TO BE DONE: Your task is to tally the lines of the listing containing the word "name" and report the figure alone.

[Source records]
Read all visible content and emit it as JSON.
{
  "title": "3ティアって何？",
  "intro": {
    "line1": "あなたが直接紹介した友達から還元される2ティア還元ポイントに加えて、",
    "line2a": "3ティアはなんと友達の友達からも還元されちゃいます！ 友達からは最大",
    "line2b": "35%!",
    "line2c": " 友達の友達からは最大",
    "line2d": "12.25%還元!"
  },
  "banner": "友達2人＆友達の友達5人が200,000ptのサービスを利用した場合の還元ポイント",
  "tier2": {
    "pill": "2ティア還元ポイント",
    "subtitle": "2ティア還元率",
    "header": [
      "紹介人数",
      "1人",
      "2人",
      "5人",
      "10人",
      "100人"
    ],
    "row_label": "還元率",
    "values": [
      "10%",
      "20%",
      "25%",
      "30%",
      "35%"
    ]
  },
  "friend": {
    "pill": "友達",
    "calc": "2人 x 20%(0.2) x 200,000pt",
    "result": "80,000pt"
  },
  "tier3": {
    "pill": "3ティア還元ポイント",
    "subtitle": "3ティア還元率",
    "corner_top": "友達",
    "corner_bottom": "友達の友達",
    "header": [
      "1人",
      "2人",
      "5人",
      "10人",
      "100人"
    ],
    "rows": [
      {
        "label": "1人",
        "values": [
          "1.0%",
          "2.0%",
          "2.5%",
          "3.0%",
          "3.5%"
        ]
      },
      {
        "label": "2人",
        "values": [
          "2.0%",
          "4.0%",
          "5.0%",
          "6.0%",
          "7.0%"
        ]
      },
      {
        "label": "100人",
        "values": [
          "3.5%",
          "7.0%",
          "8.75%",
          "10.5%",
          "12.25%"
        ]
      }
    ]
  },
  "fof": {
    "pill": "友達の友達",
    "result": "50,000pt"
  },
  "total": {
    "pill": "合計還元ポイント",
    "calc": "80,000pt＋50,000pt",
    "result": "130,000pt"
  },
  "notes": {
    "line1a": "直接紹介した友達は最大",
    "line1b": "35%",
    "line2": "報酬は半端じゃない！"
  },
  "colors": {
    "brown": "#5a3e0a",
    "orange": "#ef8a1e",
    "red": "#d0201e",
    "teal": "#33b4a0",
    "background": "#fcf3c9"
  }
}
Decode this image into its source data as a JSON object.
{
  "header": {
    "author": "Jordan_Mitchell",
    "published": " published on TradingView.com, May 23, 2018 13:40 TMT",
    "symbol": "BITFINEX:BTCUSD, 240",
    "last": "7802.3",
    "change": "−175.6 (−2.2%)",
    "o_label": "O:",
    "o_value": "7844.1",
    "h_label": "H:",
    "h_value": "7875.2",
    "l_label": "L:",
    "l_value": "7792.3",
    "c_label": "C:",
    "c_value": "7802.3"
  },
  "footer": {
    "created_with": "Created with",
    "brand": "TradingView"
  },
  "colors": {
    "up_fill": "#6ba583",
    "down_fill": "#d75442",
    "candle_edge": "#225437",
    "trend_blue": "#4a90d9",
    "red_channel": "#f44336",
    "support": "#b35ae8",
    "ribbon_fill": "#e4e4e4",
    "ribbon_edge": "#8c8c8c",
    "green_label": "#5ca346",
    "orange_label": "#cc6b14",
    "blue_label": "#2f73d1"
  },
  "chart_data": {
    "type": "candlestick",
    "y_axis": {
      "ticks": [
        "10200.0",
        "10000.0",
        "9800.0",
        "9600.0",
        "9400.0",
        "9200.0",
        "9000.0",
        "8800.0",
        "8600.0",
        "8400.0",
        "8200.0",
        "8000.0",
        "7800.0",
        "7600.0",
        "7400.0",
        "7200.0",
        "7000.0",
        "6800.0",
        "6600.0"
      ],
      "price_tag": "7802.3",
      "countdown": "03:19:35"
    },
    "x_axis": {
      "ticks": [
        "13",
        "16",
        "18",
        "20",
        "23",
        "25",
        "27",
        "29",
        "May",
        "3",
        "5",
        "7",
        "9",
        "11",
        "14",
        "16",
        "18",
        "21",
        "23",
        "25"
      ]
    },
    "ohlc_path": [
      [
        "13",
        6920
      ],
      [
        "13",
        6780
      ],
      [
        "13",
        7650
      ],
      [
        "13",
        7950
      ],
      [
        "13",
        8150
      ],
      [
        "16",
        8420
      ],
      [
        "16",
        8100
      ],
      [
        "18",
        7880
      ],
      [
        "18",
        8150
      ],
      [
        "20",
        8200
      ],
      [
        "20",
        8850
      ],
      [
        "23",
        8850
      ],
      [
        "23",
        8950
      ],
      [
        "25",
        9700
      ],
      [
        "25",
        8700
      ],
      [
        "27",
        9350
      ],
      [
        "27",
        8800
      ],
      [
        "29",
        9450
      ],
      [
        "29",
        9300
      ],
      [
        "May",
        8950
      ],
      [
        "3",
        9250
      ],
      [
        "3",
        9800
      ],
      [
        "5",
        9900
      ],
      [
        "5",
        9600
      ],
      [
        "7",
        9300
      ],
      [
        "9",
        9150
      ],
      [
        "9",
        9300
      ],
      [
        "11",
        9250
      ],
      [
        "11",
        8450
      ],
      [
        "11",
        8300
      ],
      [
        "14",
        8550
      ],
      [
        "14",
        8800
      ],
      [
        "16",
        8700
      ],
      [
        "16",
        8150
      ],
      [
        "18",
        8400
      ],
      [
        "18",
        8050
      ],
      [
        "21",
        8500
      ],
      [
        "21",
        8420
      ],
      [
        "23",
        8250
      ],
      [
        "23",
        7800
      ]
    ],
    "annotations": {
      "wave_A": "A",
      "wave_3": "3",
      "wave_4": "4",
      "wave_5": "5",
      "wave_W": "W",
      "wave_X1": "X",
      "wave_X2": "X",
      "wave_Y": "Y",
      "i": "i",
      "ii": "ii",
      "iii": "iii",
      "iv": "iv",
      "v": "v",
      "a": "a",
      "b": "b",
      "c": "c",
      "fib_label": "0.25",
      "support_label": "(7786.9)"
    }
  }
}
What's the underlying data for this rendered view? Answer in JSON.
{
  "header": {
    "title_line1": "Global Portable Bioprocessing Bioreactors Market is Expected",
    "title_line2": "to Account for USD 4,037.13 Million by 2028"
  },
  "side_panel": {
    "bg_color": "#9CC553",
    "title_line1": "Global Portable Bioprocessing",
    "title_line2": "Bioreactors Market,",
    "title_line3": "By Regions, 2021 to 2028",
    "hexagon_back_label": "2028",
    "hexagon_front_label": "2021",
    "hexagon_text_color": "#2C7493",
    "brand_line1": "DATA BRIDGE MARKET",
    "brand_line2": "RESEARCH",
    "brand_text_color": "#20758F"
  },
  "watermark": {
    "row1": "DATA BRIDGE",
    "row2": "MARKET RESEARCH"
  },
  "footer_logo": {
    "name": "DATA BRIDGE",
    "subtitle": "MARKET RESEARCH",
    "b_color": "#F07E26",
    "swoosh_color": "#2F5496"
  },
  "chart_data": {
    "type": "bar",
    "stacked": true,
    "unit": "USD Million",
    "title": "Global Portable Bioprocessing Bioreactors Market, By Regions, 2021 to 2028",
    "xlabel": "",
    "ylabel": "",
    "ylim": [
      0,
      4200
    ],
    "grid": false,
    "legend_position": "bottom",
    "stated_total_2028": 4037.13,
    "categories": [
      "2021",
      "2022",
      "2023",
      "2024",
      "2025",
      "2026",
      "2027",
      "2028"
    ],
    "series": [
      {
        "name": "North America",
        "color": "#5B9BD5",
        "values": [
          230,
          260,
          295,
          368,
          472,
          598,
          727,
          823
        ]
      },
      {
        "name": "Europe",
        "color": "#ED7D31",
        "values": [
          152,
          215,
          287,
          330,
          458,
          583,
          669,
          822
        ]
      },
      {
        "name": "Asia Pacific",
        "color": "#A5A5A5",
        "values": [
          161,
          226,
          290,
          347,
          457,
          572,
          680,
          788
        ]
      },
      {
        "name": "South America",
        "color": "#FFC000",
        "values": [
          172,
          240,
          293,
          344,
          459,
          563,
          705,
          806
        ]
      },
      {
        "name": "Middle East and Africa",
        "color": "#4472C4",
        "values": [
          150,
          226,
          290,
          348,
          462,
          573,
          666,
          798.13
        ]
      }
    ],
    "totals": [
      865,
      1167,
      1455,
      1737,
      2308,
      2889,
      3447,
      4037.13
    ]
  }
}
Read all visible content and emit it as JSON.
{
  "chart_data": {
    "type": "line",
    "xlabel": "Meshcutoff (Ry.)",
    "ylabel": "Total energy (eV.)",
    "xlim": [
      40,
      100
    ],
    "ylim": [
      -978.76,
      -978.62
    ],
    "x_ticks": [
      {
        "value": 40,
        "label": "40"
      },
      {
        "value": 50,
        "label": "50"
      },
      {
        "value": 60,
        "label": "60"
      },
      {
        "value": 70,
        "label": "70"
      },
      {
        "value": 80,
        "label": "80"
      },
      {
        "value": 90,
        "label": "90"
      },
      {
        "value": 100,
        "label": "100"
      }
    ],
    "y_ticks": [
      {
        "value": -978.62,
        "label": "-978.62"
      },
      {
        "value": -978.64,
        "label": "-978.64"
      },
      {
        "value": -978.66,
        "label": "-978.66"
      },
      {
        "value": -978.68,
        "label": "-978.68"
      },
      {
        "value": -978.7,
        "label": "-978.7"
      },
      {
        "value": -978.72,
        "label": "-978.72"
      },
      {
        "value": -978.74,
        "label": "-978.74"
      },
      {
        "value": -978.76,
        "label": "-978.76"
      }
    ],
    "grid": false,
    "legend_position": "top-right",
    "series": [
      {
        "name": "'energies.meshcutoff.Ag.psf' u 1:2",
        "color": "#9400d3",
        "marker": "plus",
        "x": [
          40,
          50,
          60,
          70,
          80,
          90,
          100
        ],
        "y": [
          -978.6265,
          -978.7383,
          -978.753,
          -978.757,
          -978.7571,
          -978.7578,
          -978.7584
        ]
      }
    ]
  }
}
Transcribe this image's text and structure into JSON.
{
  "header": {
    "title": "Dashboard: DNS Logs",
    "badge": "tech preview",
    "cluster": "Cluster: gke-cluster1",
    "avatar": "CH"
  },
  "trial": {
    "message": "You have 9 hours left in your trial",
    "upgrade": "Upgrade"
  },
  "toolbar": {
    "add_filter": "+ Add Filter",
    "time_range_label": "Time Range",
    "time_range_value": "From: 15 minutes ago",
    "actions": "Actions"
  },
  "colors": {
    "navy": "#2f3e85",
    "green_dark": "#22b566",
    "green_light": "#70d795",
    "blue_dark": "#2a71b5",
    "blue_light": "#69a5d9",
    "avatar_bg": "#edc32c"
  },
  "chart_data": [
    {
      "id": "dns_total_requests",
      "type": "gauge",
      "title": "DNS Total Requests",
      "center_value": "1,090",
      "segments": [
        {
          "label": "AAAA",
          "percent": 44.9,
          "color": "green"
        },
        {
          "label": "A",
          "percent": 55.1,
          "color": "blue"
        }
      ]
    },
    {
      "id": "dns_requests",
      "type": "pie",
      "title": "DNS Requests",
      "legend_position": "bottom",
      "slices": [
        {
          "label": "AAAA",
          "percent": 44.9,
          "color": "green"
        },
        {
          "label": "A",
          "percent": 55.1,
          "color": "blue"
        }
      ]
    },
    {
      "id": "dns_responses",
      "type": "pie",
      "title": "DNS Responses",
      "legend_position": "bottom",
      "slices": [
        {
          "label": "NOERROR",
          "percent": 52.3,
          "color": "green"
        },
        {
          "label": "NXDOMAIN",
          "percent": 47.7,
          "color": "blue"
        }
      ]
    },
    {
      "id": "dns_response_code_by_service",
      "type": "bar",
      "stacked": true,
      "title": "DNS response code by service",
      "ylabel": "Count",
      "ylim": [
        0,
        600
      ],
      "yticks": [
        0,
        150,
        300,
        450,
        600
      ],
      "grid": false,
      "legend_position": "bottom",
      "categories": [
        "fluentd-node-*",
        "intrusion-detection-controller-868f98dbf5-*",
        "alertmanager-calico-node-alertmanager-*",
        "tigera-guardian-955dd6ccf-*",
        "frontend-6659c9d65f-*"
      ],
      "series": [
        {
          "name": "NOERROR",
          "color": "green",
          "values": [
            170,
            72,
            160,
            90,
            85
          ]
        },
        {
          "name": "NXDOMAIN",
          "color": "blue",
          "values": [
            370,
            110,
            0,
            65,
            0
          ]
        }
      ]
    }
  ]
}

CORRECT RESULT: 9